··· Input for this task

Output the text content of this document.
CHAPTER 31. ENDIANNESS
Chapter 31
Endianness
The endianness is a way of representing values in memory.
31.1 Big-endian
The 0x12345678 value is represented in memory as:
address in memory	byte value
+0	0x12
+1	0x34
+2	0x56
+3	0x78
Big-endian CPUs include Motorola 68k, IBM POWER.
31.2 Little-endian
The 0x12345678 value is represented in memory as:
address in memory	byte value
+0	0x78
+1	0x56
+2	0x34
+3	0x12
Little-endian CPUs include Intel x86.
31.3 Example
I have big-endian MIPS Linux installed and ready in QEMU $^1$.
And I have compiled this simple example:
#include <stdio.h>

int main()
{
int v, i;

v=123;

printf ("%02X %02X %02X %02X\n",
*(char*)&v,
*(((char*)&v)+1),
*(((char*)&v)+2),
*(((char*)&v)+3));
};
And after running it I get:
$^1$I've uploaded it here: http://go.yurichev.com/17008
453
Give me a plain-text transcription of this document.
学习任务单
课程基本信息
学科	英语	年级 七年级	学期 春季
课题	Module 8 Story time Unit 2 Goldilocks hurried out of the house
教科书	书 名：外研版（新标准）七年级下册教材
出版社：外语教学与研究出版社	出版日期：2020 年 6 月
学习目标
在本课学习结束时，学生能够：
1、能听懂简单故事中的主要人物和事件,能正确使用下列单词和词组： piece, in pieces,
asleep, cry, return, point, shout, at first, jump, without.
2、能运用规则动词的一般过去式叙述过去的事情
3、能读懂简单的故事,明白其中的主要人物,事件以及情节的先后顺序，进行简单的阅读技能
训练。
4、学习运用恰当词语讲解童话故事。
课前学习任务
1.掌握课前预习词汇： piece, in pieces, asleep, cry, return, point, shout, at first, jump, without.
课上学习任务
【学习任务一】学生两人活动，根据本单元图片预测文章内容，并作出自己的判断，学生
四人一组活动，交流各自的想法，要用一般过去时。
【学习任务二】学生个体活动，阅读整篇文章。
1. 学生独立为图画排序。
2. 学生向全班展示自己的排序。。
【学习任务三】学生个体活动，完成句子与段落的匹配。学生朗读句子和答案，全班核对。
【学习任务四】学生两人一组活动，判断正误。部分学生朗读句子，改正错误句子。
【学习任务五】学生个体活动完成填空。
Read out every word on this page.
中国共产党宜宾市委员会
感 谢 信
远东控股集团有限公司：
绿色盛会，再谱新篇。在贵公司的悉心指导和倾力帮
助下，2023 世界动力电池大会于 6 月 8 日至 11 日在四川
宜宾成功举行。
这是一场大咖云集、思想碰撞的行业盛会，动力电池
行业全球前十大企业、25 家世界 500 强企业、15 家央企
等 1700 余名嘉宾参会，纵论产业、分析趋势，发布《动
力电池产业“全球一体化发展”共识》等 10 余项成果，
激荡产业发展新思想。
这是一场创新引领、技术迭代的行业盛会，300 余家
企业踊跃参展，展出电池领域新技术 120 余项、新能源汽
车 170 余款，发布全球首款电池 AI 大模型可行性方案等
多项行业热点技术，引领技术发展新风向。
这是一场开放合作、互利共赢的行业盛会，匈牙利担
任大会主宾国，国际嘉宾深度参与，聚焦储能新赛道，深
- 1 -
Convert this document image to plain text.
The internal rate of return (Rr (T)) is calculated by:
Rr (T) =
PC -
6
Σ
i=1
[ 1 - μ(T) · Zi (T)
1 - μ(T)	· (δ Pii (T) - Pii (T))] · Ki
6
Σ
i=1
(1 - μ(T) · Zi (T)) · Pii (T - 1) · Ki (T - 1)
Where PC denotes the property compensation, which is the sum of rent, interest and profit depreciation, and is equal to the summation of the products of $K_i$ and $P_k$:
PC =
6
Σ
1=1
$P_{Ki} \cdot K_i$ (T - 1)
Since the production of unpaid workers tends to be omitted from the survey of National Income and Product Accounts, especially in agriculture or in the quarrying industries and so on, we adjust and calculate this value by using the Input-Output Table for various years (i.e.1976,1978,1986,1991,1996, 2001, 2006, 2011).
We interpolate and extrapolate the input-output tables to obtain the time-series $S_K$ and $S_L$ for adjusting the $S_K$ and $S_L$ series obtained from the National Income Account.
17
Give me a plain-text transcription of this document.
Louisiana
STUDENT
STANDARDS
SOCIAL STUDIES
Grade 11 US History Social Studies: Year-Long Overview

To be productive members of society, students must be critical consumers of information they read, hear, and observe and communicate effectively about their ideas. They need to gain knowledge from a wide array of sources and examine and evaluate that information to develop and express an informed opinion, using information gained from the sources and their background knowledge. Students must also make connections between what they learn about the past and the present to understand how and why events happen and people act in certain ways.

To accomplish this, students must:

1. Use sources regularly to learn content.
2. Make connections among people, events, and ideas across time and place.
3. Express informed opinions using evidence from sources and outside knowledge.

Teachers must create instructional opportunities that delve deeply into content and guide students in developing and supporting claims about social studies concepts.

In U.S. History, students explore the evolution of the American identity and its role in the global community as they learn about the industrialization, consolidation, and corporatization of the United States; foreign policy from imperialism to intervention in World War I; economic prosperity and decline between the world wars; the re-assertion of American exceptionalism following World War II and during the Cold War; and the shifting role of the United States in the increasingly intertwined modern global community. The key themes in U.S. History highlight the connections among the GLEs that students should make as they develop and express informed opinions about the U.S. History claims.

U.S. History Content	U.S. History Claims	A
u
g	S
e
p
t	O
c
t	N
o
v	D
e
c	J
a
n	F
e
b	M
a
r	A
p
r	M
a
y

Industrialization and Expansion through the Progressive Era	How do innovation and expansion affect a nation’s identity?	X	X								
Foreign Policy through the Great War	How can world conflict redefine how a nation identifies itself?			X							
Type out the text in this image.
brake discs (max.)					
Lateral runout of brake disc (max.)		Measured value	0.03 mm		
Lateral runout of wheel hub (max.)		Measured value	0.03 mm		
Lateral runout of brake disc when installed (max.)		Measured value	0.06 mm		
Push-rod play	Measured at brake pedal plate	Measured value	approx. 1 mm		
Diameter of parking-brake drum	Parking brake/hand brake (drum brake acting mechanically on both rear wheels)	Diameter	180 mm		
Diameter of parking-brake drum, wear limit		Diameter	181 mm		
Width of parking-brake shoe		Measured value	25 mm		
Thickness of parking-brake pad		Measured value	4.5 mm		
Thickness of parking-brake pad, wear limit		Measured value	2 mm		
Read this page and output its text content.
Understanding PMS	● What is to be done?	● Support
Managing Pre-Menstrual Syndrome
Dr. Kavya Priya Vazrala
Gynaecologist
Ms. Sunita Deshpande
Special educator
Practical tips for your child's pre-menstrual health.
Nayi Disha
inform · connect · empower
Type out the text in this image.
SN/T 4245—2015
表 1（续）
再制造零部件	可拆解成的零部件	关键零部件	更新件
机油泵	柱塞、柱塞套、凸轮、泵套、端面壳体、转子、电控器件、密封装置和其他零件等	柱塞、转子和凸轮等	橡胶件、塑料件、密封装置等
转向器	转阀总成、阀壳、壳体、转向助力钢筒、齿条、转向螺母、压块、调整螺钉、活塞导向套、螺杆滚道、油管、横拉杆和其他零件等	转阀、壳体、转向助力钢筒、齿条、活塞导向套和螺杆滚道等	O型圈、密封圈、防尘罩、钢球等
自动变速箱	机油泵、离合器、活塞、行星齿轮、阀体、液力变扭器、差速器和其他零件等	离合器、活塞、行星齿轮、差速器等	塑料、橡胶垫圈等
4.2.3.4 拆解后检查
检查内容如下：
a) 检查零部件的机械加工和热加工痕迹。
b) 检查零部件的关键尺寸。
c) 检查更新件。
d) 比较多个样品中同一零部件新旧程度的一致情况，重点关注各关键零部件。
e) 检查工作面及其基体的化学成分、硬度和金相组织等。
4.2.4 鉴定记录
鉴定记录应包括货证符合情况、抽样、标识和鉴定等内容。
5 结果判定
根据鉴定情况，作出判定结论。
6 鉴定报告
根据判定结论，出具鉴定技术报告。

······

▶ _Exercise description_
Out of the material above, gather each line where "pieces" appears.

▶ _Result for this exercise_
1、能听懂简单故事中的主要人物和事件,能正确使用下列单词和词组： piece, in pieces,
1.掌握课前预习词汇： piece, in pieces, asleep, cry, return, point, shout, at first, jump, without.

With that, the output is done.